Data shown:
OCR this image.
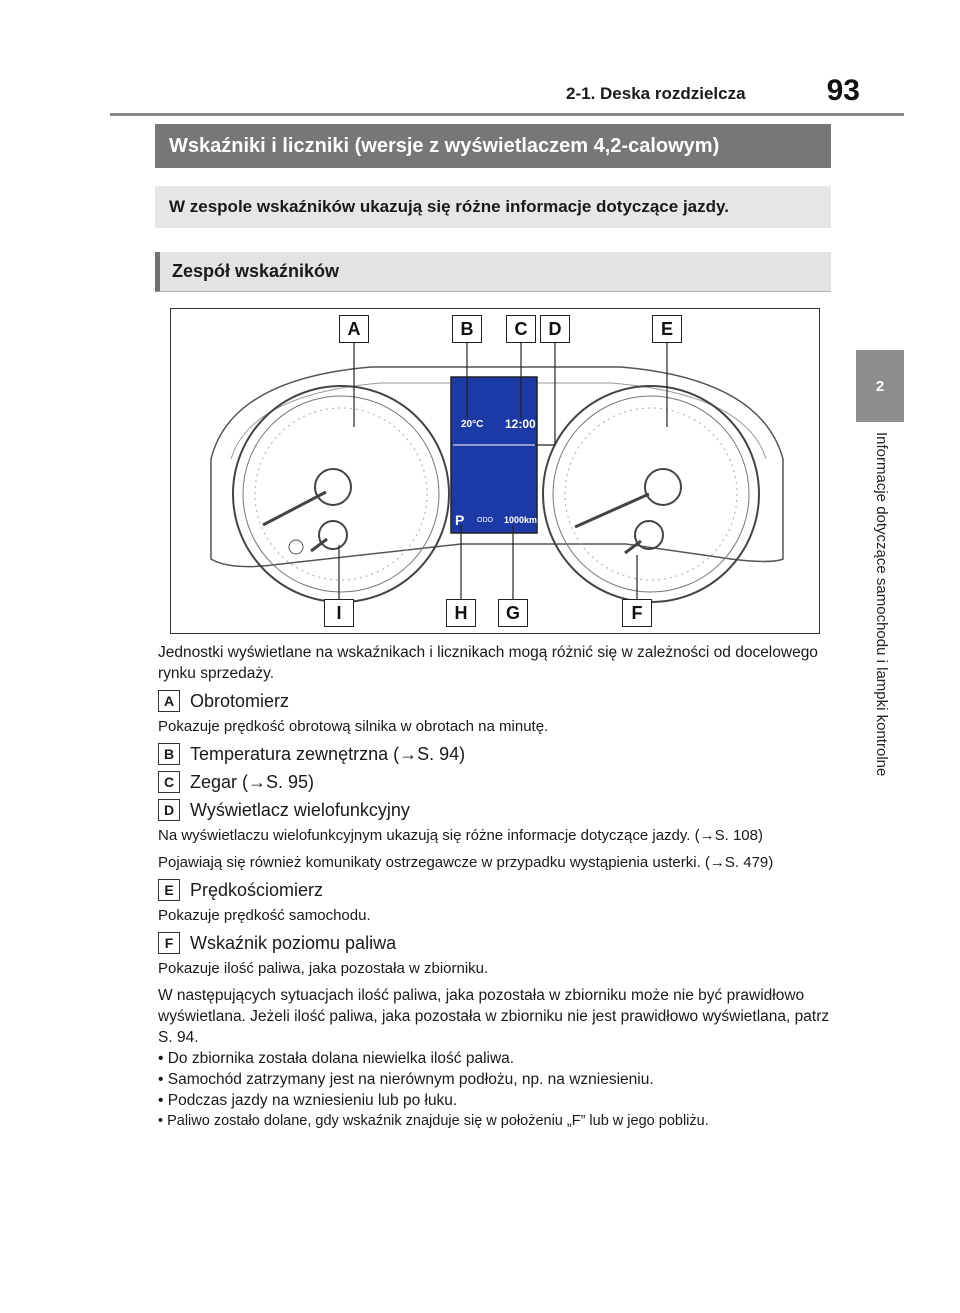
2-1. Deska rozdzielcza	93
2
Informacje dotyczące samochodu i lampki kontrolne
Wskaźniki i liczniki (wersje z wyświetlaczem 4,2-calowym)
W zespole wskaźników ukazują się różne informacje dotyczące jazdy.
Zespół wskaźników
20°C 12:00
P ODO 1000km
A	B	C	D	E
I	H	G	F

Jednostki wyświetlane na wskaźnikach i licznikach mogą różnić się w zależności od docelowego rynku sprzedaży.

A Obrotomierz

Pokazuje prędkość obrotową silnika w obrotach na minutę.

B Temperatura zewnętrzna (→S. 94)
C Zegar (→S. 95)
D Wyświetlacz wielofunkcyjny

Na wyświetlaczu wielofunkcyjnym ukazują się różne informacje dotyczące jazdy. (→S. 108)

Pojawiają się również komunikaty ostrzegawcze w przypadku wystąpienia usterki. (→S. 479)

E Prędkościomierz

Pokazuje prędkość samochodu.

F Wskaźnik poziomu paliwa

Pokazuje ilość paliwa, jaka pozostała w zbiorniku.

W następujących sytuacjach ilość paliwa, jaka pozostała w zbiorniku może nie być prawidłowo wyświetlana. Jeżeli ilość paliwa, jaka pozostała w zbiorniku nie jest prawidłowo wyświetlana, patrz S. 94.

• Do zbiornika została dolana niewielka ilość paliwa.
• Samochód zatrzymany jest na nierównym podłożu, np. na wzniesieniu.
• Podczas jazdy na wzniesieniu lub po łuku.
• Paliwo zostało dolane, gdy wskaźnik znajduje się w położeniu „F” lub w jego pobliżu.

Exercise aim:
Copy every line above that includes the string "Pokazuje".

Correct response:
Pokazuje prędkość obrotową silnika w obrotach na minutę.
Pokazuje prędkość samochodu.
Pokazuje ilość paliwa, jaka pozostała w zbiorniku.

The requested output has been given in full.